* Given exercise *
Copy each line that contains the string "subtitle".

::: Records supplied :::

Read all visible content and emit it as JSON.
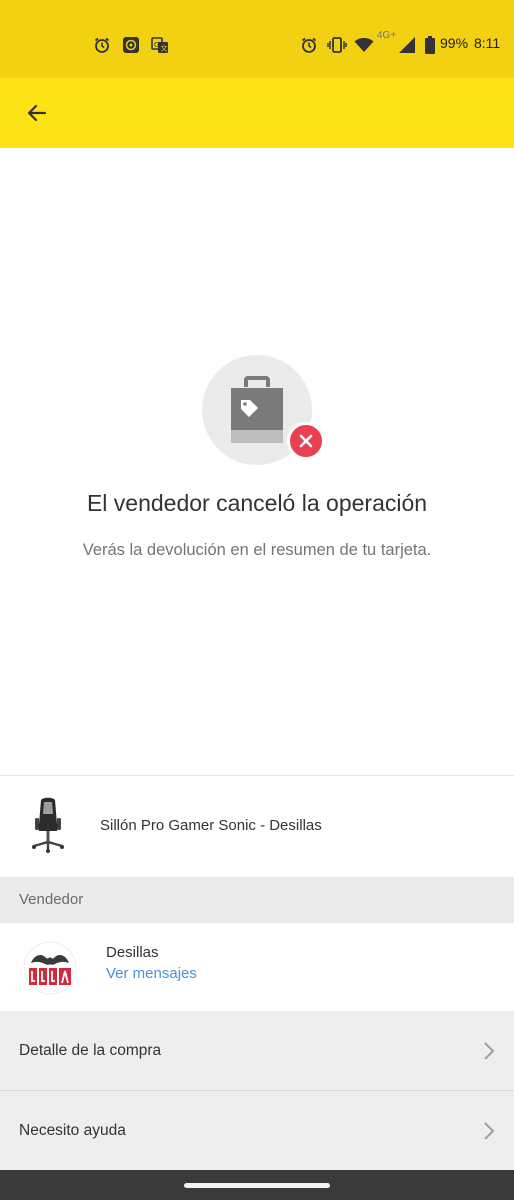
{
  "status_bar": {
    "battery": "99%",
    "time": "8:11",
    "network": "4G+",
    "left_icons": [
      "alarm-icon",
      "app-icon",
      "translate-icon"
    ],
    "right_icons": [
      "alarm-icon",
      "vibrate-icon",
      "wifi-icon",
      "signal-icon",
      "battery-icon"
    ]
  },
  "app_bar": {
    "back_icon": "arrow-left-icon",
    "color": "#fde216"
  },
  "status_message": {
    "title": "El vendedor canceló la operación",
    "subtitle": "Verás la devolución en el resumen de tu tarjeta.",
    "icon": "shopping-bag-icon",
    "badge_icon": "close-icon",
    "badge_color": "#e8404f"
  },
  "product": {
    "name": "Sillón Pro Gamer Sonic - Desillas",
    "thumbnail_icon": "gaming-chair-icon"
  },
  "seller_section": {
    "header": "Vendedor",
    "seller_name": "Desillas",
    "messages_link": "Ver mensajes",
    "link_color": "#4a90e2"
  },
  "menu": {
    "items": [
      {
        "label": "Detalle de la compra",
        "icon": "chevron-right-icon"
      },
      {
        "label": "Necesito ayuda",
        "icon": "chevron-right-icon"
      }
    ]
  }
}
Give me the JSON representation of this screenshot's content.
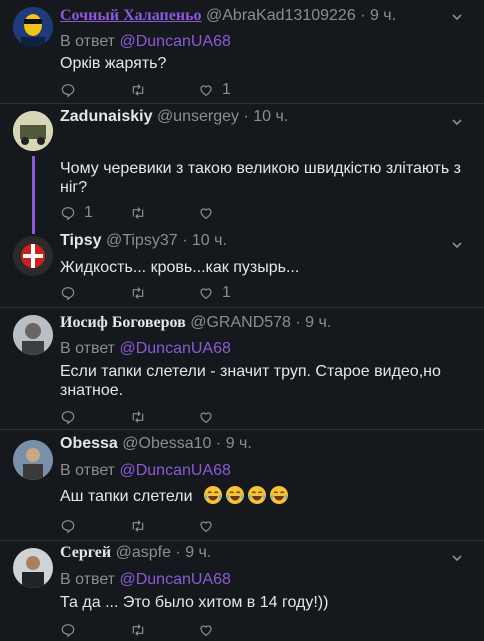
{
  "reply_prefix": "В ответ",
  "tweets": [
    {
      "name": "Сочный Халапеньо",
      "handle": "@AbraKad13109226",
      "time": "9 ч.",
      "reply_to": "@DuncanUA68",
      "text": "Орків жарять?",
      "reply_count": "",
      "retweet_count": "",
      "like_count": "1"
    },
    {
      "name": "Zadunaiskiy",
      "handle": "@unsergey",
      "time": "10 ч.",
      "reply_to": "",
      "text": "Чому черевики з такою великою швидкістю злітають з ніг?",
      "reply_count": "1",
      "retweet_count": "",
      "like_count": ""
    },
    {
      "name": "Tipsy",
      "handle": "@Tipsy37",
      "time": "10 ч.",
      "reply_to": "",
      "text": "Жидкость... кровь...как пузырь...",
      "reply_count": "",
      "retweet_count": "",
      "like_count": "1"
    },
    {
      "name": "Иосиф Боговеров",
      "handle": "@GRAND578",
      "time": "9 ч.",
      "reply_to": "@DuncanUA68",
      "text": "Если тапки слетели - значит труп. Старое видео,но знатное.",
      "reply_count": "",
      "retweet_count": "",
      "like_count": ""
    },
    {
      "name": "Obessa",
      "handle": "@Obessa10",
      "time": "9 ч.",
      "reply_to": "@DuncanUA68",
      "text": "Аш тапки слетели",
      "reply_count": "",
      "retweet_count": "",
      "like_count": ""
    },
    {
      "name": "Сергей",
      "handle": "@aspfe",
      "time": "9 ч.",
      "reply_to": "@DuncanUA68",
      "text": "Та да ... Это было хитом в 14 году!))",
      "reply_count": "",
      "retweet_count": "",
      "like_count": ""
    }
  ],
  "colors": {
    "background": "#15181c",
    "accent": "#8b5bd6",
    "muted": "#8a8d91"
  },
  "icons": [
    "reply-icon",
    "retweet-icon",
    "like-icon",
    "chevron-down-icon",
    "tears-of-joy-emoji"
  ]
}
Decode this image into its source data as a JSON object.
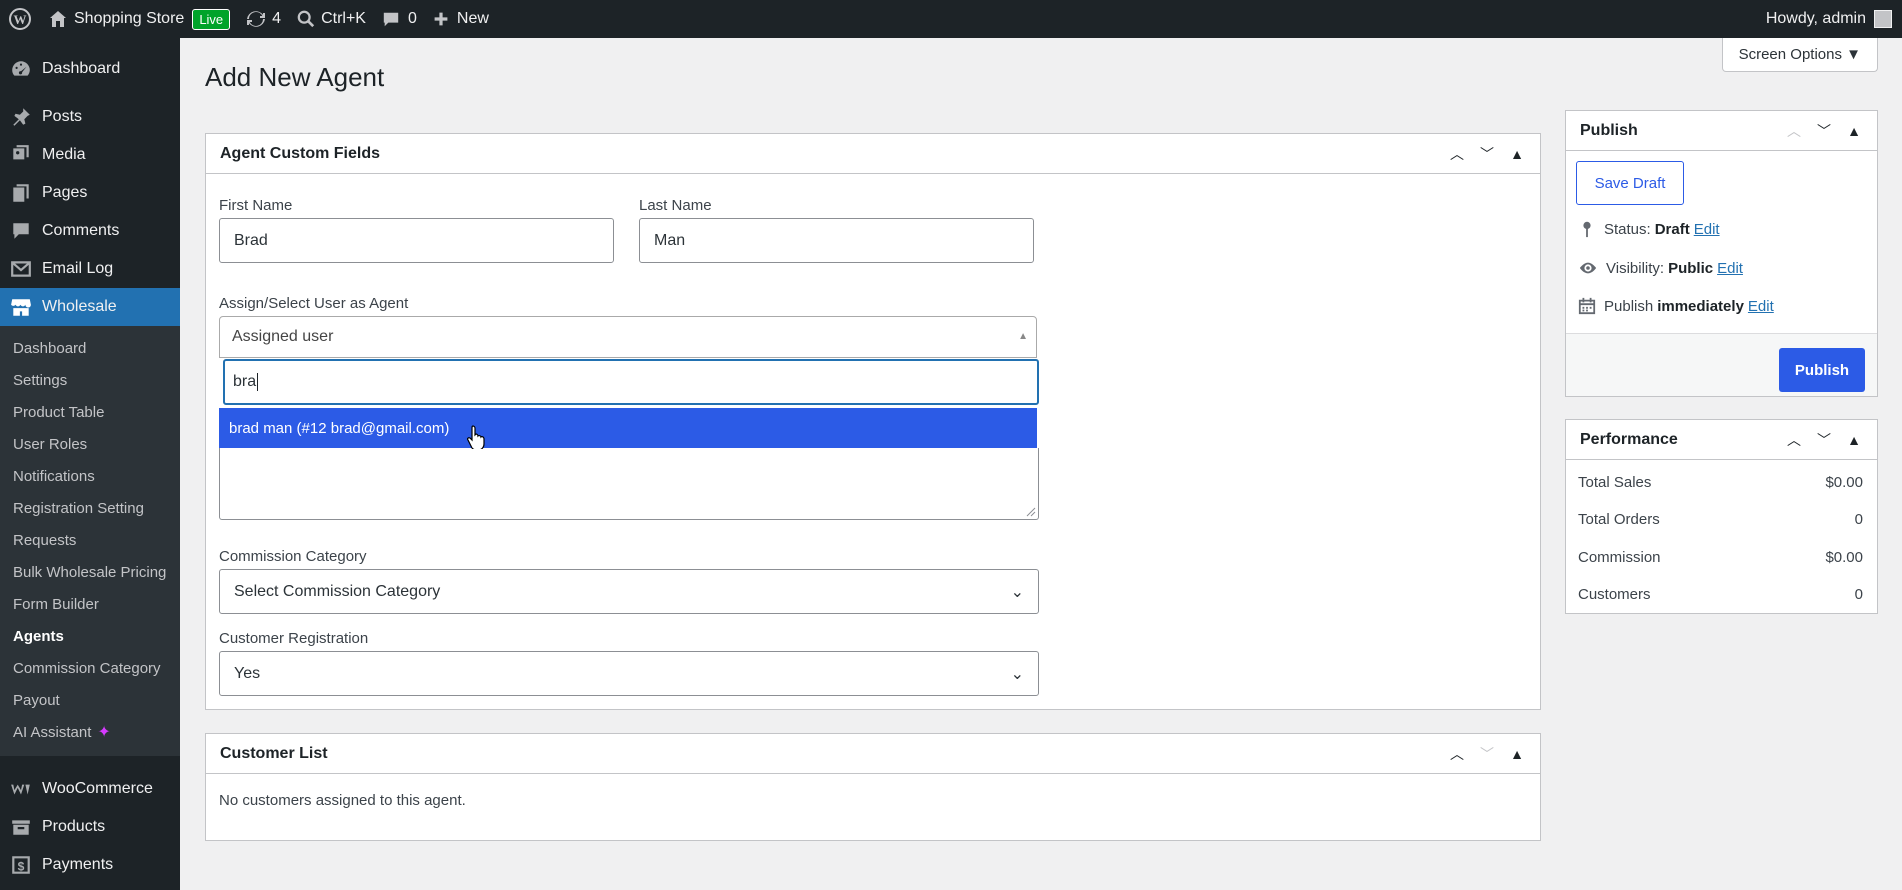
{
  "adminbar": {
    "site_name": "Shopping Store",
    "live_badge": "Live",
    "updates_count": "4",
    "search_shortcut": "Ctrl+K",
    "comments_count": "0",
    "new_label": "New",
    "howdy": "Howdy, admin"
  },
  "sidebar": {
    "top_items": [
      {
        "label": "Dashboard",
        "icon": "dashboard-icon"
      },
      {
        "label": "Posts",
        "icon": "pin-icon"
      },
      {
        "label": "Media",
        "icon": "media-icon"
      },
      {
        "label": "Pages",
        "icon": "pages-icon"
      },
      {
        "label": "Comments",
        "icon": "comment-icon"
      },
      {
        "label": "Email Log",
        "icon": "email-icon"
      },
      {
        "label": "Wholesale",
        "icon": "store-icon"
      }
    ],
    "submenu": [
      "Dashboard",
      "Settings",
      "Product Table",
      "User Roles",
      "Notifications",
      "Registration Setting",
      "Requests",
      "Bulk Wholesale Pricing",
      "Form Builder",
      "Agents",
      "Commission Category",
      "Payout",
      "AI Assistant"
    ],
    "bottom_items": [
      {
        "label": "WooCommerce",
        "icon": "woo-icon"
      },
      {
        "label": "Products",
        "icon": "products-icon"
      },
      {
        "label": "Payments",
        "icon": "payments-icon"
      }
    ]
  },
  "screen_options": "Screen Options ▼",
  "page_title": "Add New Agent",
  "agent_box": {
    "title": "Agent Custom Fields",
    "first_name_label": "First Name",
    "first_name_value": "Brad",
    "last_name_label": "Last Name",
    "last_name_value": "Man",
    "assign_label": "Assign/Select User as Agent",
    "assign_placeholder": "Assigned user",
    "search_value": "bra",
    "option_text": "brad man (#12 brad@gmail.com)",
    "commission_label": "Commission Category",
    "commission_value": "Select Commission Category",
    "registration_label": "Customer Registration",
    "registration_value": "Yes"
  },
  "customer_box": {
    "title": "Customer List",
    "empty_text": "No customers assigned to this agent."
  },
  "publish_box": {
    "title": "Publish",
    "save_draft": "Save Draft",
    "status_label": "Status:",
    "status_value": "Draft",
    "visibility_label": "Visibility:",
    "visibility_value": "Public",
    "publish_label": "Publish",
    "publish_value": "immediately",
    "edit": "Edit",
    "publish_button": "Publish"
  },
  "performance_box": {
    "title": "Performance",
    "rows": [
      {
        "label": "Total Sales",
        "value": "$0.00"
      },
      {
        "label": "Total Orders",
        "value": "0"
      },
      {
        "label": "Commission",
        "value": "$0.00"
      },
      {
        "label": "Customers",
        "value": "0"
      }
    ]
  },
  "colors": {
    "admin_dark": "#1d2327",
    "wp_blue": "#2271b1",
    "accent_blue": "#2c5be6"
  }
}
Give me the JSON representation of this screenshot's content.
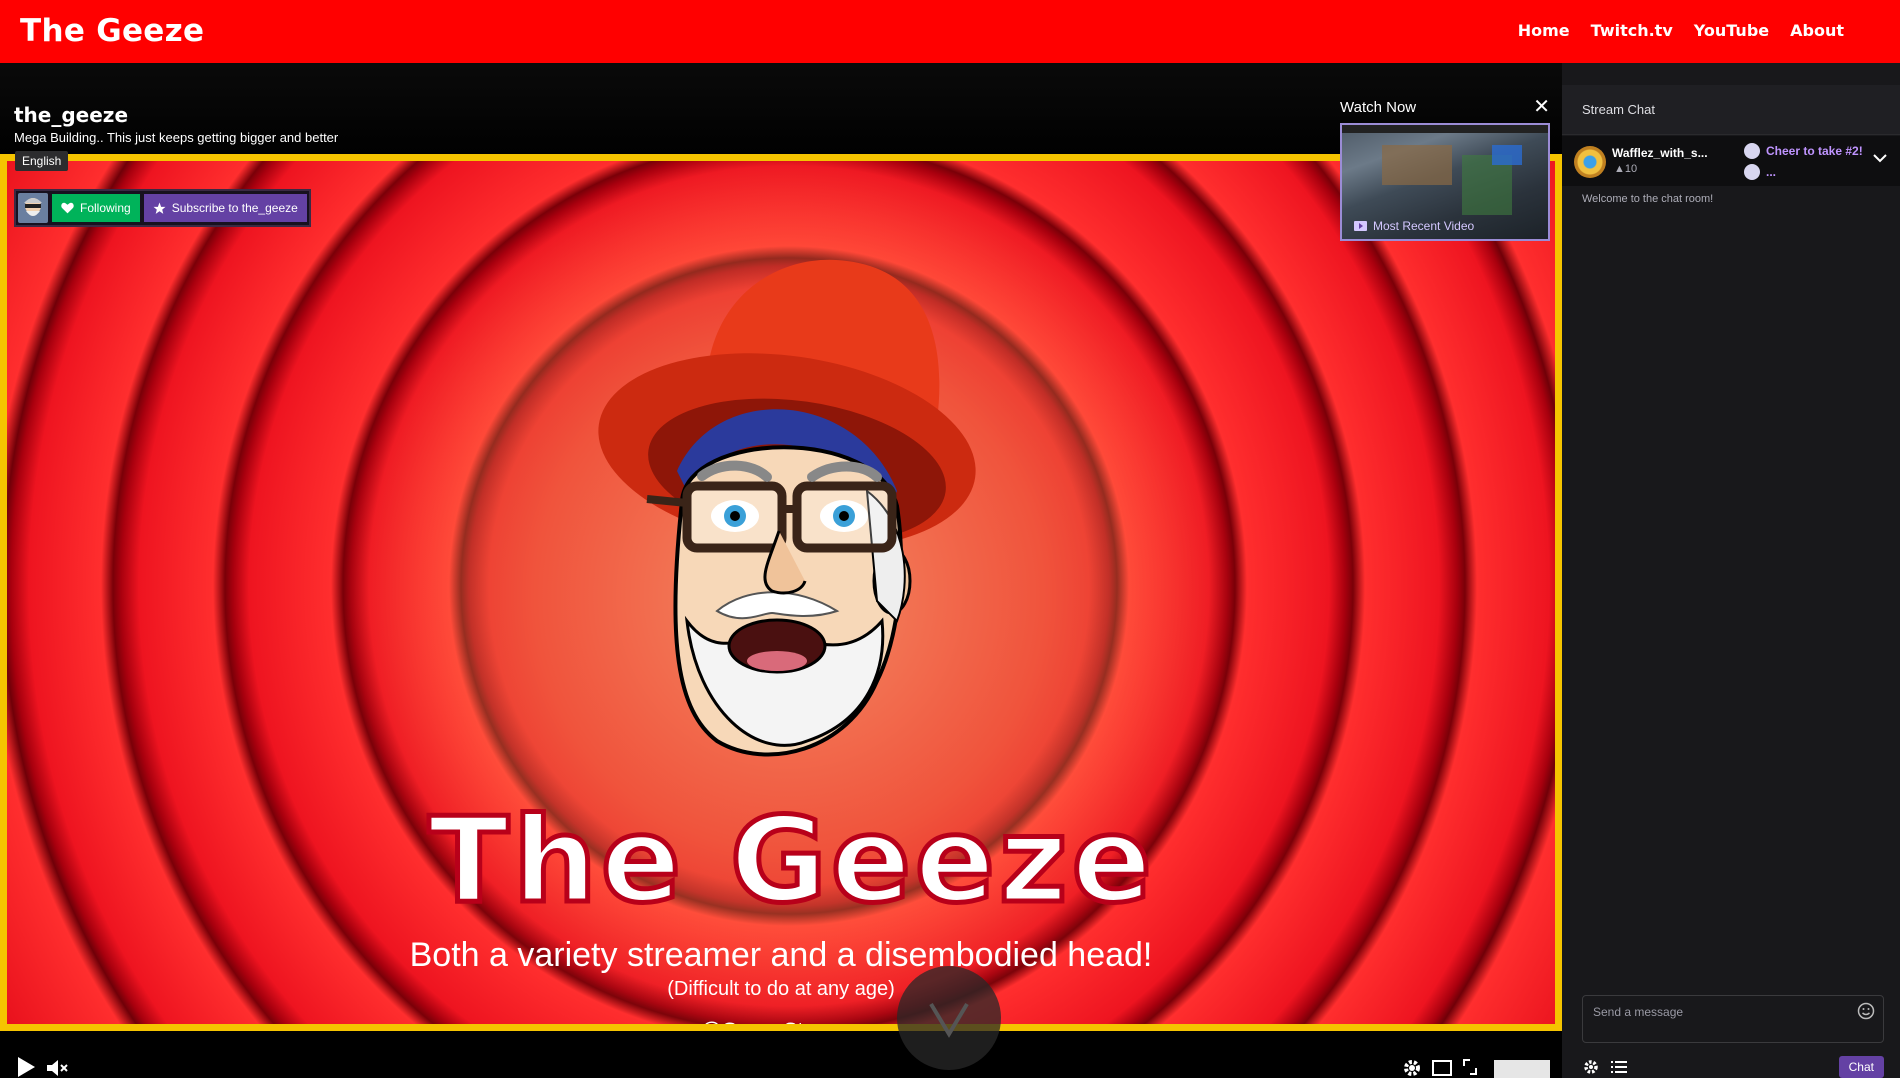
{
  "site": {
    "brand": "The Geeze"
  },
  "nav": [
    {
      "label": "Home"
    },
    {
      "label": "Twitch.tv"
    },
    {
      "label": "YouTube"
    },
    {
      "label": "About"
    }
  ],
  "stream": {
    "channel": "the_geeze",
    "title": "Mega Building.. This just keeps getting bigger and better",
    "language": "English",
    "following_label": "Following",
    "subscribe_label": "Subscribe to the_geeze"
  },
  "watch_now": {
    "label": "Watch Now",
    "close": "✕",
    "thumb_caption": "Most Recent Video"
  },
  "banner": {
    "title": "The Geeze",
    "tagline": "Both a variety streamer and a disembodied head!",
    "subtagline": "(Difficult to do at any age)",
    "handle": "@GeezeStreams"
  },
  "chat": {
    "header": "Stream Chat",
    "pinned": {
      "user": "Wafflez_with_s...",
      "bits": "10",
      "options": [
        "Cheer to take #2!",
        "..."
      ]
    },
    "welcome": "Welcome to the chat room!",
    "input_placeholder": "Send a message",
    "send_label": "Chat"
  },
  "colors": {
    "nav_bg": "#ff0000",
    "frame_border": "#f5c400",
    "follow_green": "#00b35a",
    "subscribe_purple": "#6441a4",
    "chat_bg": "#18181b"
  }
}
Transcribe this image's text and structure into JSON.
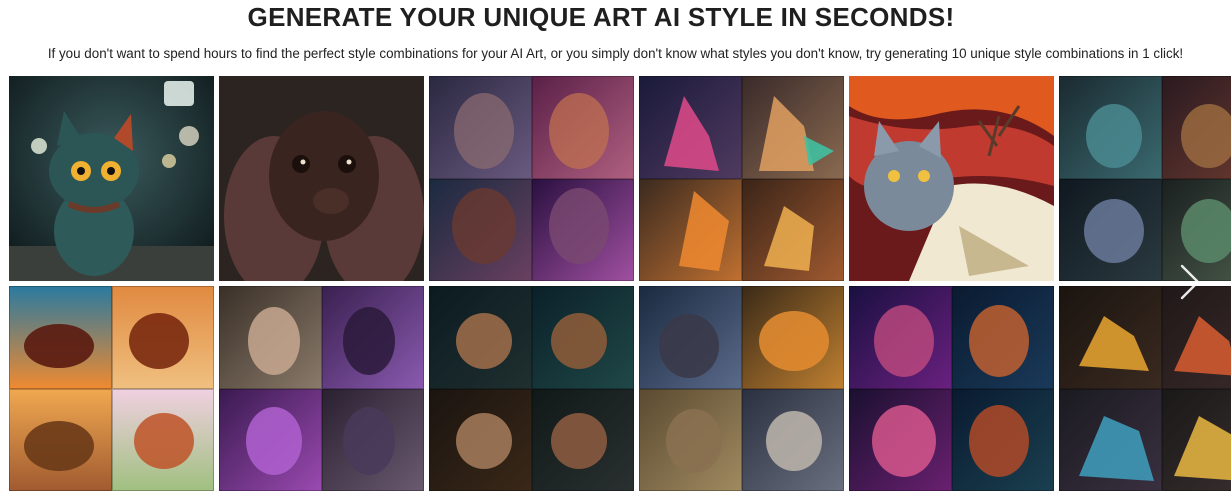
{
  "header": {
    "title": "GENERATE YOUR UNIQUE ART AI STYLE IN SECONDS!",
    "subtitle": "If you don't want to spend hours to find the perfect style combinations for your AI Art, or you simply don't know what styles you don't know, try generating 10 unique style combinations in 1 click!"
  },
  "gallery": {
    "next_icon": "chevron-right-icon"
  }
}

:::

* Correct output *
    "subtitle": "Verás la devolución en el resumen de tu tarjeta.",
    "subtitle": "If you don't want to spend hours to find the perfect style combinations for your AI Art, or you simply don't know what styles you don't know, try generating 10 unique style combinations in 1 click!"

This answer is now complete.